══ Records for this exercise ══

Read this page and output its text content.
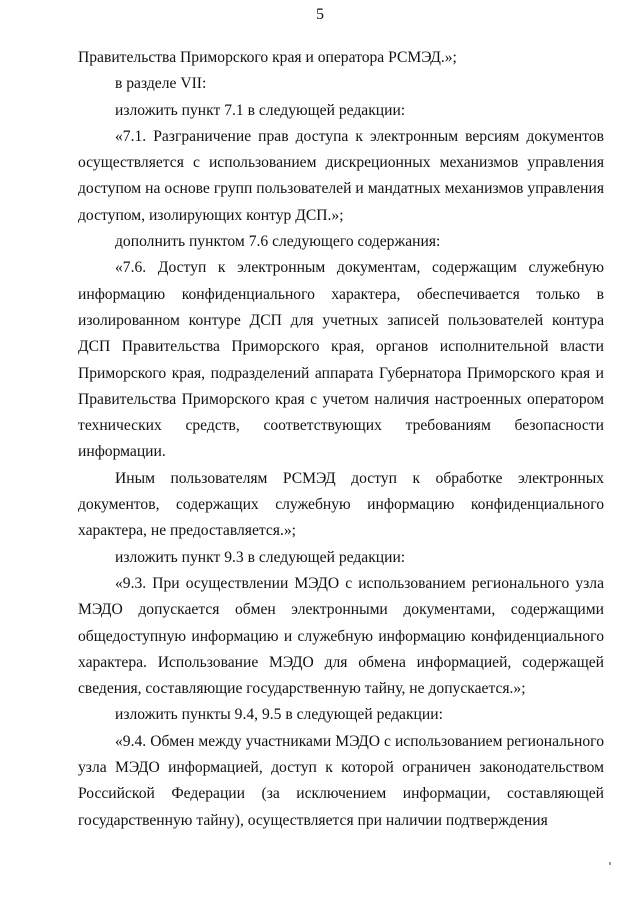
5

Правительства Приморского края и оператора РСМЭД.»;

в разделе VII:

изложить пункт 7.1 в следующей редакции:

«7.1. Разграничение прав доступа к электронным версиям документов осуществляется с использованием дискреционных механизмов управления доступом на основе групп пользователей и мандатных механизмов управления доступом, изолирующих контур ДСП.»;

дополнить пунктом 7.6 следующего содержания:

«7.6. Доступ к электронным документам, содержащим служебную информацию конфиденциального характера, обеспечивается только в изолированном контуре ДСП для учетных записей пользователей контура ДСП Правительства Приморского края, органов исполнительной власти Приморского края, подразделений аппарата Губернатора Приморского края и Правительства Приморского края с учетом наличия настроенных оператором технических средств, соответствующих требованиям безопасности информации.

Иным пользователям РСМЭД доступ к обработке электронных документов, содержащих служебную информацию конфиденциального характера, не предоставляется.»;

изложить пункт 9.3 в следующей редакции:

«9.3. При осуществлении МЭДО с использованием регионального узла МЭДО допускается обмен электронными документами, содержащими общедоступную информацию и служебную информацию конфиденциального характера. Использование МЭДО для обмена информацией, содержащей сведения, составляющие государственную тайну, не допускается.»;

изложить пункты 9.4, 9.5 в следующей редакции:

«9.4. Обмен между участниками МЭДО с использованием регионального узла МЭДО информацией, доступ к которой ограничен законодательством Российской Федерации (за исключением информации, составляющей государственную тайну), осуществляется при наличии подтверждения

═══

Report how many lines in the listing include the word "осуществляется". Give nothing but the count.

Result of this task: 2